** START Stored rows **

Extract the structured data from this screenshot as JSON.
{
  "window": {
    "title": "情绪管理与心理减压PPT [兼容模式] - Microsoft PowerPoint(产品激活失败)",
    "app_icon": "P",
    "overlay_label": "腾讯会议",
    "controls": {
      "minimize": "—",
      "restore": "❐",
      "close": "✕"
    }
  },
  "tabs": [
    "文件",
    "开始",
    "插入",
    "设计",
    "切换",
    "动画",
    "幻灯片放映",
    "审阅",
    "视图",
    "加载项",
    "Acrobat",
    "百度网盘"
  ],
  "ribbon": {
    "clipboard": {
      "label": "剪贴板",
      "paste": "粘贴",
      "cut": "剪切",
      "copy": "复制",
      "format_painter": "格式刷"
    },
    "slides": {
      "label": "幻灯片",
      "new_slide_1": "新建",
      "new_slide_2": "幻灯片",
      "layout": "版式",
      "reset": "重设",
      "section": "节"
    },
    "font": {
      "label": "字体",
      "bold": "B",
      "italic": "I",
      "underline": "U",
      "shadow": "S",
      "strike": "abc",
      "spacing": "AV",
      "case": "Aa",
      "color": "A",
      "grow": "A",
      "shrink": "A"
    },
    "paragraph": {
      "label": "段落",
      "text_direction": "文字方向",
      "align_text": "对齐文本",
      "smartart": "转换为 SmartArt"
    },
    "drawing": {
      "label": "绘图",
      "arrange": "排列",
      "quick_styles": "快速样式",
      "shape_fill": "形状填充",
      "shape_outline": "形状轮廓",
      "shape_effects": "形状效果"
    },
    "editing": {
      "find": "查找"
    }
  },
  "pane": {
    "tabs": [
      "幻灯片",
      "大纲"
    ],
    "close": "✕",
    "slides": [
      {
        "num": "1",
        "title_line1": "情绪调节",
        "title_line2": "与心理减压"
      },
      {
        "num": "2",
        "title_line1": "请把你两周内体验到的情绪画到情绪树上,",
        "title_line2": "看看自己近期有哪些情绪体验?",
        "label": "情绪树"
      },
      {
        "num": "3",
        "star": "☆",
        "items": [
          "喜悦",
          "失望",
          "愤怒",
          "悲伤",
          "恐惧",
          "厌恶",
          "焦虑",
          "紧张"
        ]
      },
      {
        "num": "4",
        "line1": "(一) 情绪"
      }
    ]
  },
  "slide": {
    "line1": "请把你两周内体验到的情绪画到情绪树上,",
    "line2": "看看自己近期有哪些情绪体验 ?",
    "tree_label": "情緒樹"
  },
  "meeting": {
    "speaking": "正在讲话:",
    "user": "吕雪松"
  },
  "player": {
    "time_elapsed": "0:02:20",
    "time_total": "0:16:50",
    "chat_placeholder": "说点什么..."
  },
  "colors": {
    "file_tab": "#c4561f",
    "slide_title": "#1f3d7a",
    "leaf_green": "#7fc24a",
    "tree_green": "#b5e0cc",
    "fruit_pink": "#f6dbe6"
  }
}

** END Stored rows **

### Task description
Quote all of the entries verbatim.

### Output of the exercise
Extract the structured data from this screenshot as JSON.
{
  "window": {
    "title": "情绪管理与心理减压PPT [兼容模式] - Microsoft PowerPoint(产品激活失败)",
    "app_icon": "P",
    "overlay_label": "腾讯会议",
    "controls": {
      "minimize": "—",
      "restore": "❐",
      "close": "✕"
    }
  },
  "tabs": [
    "文件",
    "开始",
    "插入",
    "设计",
    "切换",
    "动画",
    "幻灯片放映",
    "审阅",
    "视图",
    "加载项",
    "Acrobat",
    "百度网盘"
  ],
  "ribbon": {
    "clipboard": {
      "label": "剪贴板",
      "paste": "粘贴",
      "cut": "剪切",
      "copy": "复制",
      "format_painter": "格式刷"
    },
    "slides": {
      "label": "幻灯片",
      "new_slide_1": "新建",
      "new_slide_2": "幻灯片",
      "layout": "版式",
      "reset": "重设",
      "section": "节"
    },
    "font": {
      "label": "字体",
      "bold": "B",
      "italic": "I",
      "underline": "U",
      "shadow": "S",
      "strike": "abc",
      "spacing": "AV",
      "case": "Aa",
      "color": "A",
      "grow": "A",
      "shrink": "A"
    },
    "paragraph": {
      "label": "段落",
      "text_direction": "文字方向",
      "align_text": "对齐文本",
      "smartart": "转换为 SmartArt"
    },
    "drawing": {
      "label": "绘图",
      "arrange": "排列",
      "quick_styles": "快速样式",
      "shape_fill": "形状填充",
      "shape_outline": "形状轮廓",
      "shape_effects": "形状效果"
    },
    "editing": {
      "find": "查找"
    }
  },
  "pane": {
    "tabs": [
      "幻灯片",
      "大纲"
    ],
    "close": "✕",
    "slides": [
      {
        "num": "1",
        "title_line1": "情绪调节",
        "title_line2": "与心理减压"
      },
      {
        "num": "2",
        "title_line1": "请把你两周内体验到的情绪画到情绪树上,",
        "title_line2": "看看自己近期有哪些情绪体验?",
        "label": "情绪树"
      },
      {
        "num": "3",
        "star": "☆",
        "items": [
          "喜悦",
          "失望",
          "愤怒",
          "悲伤",
          "恐惧",
          "厌恶",
          "焦虑",
          "紧张"
        ]
      },
      {
        "num": "4",
        "line1": "(一) 情绪"
      }
    ]
  },
  "slide": {
    "line1": "请把你两周内体验到的情绪画到情绪树上,",
    "line2": "看看自己近期有哪些情绪体验 ?",
    "tree_label": "情緒樹"
  },
  "meeting": {
    "speaking": "正在讲话:",
    "user": "吕雪松"
  },
  "player": {
    "time_elapsed": "0:02:20",
    "time_total": "0:16:50",
    "chat_placeholder": "说点什么..."
  },
  "colors": {
    "file_tab": "#c4561f",
    "slide_title": "#1f3d7a",
    "leaf_green": "#7fc24a",
    "tree_green": "#b5e0cc",
    "fruit_pink": "#f6dbe6"
  }
}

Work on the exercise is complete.